▸ **EXERCISE**: Make an exact copy of the entries, and keep any pictures out of it.

▸ **GIVEN ENTRIES**:
______________________________

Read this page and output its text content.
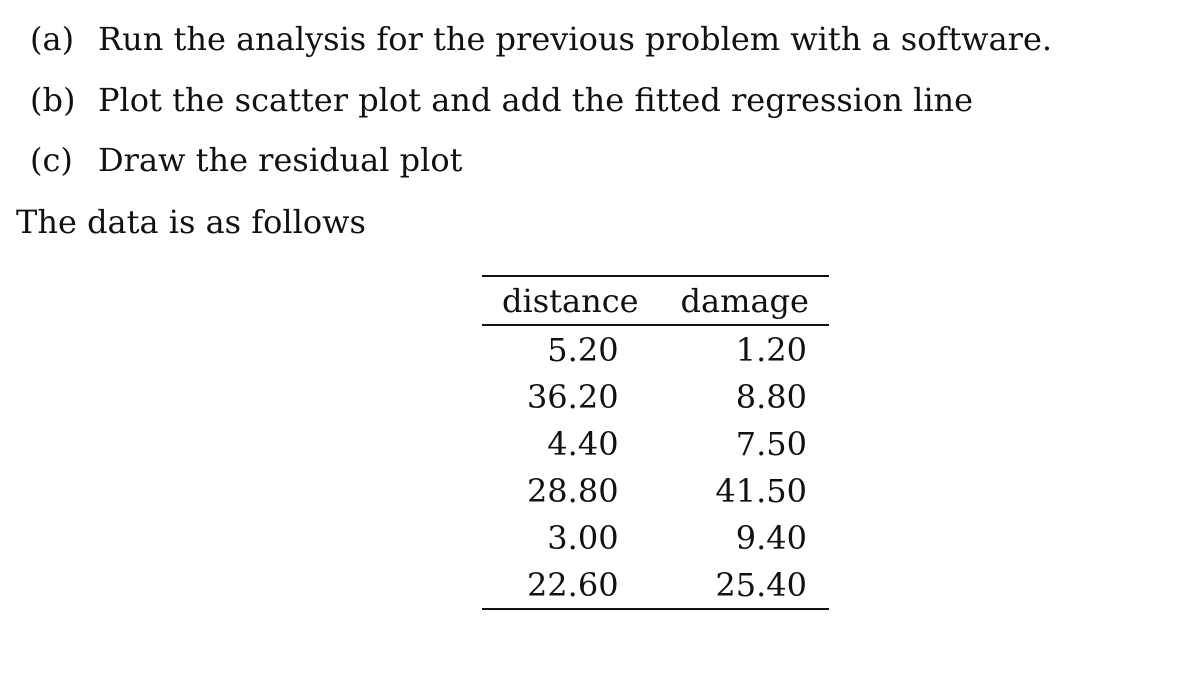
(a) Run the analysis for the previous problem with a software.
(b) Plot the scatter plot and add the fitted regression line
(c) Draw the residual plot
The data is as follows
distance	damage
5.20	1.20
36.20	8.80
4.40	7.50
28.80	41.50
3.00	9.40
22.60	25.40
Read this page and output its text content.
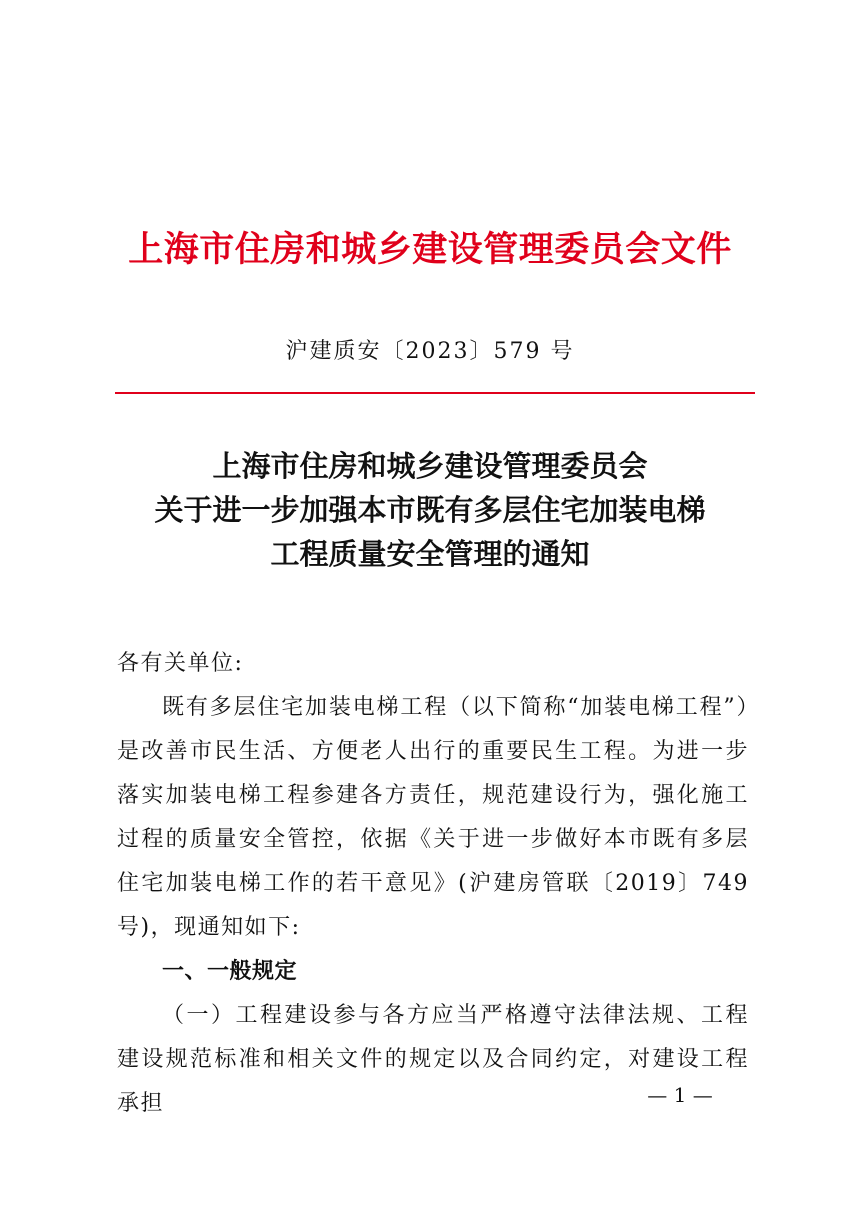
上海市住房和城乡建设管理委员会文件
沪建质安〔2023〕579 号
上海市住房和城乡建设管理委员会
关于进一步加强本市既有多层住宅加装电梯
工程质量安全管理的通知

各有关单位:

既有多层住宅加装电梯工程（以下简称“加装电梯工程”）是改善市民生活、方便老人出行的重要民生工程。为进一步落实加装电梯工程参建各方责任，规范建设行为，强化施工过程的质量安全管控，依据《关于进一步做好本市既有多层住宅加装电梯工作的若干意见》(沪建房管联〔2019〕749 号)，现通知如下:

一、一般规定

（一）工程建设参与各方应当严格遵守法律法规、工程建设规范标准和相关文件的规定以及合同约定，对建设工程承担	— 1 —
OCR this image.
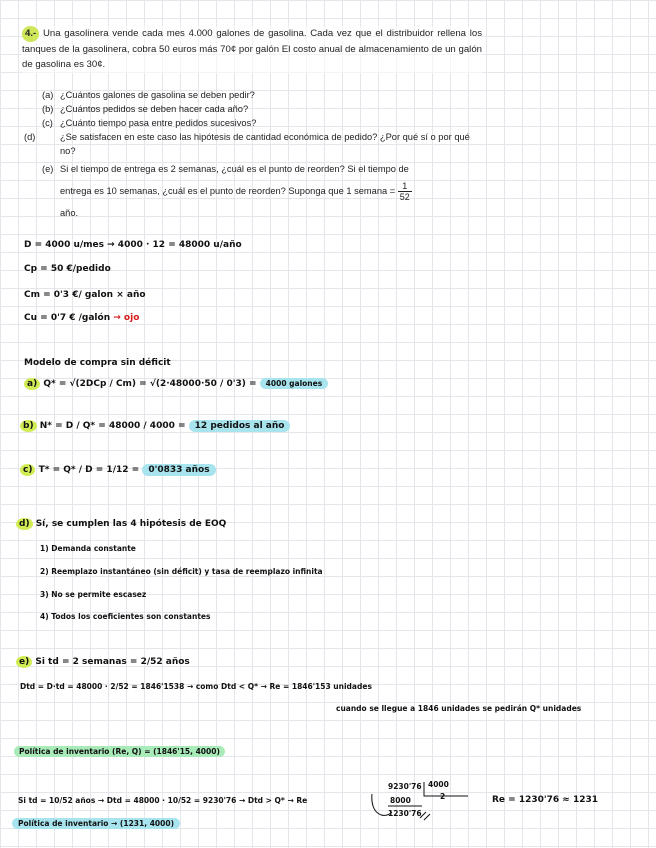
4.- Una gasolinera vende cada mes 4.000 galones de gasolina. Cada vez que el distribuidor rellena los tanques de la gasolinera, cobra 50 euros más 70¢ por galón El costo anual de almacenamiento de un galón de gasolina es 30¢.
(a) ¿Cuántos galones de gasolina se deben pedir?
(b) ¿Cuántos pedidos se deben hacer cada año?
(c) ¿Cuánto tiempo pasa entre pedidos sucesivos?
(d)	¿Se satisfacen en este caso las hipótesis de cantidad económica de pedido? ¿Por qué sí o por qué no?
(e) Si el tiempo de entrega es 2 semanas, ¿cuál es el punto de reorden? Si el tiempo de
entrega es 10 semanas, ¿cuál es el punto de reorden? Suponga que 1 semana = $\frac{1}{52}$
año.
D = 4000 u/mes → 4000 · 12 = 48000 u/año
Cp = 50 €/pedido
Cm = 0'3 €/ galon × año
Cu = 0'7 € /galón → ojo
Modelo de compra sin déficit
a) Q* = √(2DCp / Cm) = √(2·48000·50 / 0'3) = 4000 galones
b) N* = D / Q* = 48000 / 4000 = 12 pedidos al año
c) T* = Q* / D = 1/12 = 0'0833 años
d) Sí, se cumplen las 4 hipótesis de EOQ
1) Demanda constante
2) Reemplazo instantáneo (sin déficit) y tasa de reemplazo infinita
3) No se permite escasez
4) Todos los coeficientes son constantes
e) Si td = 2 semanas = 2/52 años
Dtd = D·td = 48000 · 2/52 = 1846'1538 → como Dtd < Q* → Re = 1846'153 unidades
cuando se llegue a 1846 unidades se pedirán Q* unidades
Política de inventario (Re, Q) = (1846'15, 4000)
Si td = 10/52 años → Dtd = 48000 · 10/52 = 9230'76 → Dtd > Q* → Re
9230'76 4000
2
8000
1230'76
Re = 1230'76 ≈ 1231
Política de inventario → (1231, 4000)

______________________________

▸ **OUTPUT OF THE EXERCISE**:
Read this page and output its text content.
(a) Run the analysis for the previous problem with a software.
(b) Plot the scatter plot and add the fitted regression line
(c) Draw the residual plot
The data is as follows
distance	damage
5.20	1.20
36.20	8.80
4.40	7.50
28.80	41.50
3.00	9.40
22.60	25.40
Read this page and output its text content.
上海市住房和城乡建设管理委员会文件
沪建质安〔2023〕579 号
上海市住房和城乡建设管理委员会
关于进一步加强本市既有多层住宅加装电梯
工程质量安全管理的通知

各有关单位:

既有多层住宅加装电梯工程（以下简称“加装电梯工程”）是改善市民生活、方便老人出行的重要民生工程。为进一步落实加装电梯工程参建各方责任，规范建设行为，强化施工过程的质量安全管控，依据《关于进一步做好本市既有多层住宅加装电梯工作的若干意见》(沪建房管联〔2019〕749 号)，现通知如下:

一、一般规定

（一）工程建设参与各方应当严格遵守法律法规、工程建设规范标准和相关文件的规定以及合同约定，对建设工程承担	— 1 —
OCR this image.
4.- Una gasolinera vende cada mes 4.000 galones de gasolina. Cada vez que el distribuidor rellena los tanques de la gasolinera, cobra 50 euros más 70¢ por galón El costo anual de almacenamiento de un galón de gasolina es 30¢.
(a) ¿Cuántos galones de gasolina se deben pedir?
(b) ¿Cuántos pedidos se deben hacer cada año?
(c) ¿Cuánto tiempo pasa entre pedidos sucesivos?
(d)	¿Se satisfacen en este caso las hipótesis de cantidad económica de pedido? ¿Por qué sí o por qué no?
(e) Si el tiempo de entrega es 2 semanas, ¿cuál es el punto de reorden? Si el tiempo de
entrega es 10 semanas, ¿cuál es el punto de reorden? Suponga que 1 semana = $\frac{1}{52}$
año.
D = 4000 u/mes → 4000 · 12 = 48000 u/año
Cp = 50 €/pedido
Cm = 0'3 €/ galon × año
Cu = 0'7 € /galón → ojo
Modelo de compra sin déficit
a) Q* = √(2DCp / Cm) = √(2·48000·50 / 0'3) = 4000 galones
b) N* = D / Q* = 48000 / 4000 = 12 pedidos al año
c) T* = Q* / D = 1/12 = 0'0833 años
d) Sí, se cumplen las 4 hipótesis de EOQ
1) Demanda constante
2) Reemplazo instantáneo (sin déficit) y tasa de reemplazo infinita
3) No se permite escasez
4) Todos los coeficientes son constantes
e) Si td = 2 semanas = 2/52 años
Dtd = D·td = 48000 · 2/52 = 1846'1538 → como Dtd < Q* → Re = 1846'153 unidades
cuando se llegue a 1846 unidades se pedirán Q* unidades
Política de inventario (Re, Q) = (1846'15, 4000)
Si td = 10/52 años → Dtd = 48000 · 10/52 = 9230'76 → Dtd > Q* → Re
9230'76 4000
2
8000
1230'76
Re = 1230'76 ≈ 1231
Política de inventario → (1231, 4000)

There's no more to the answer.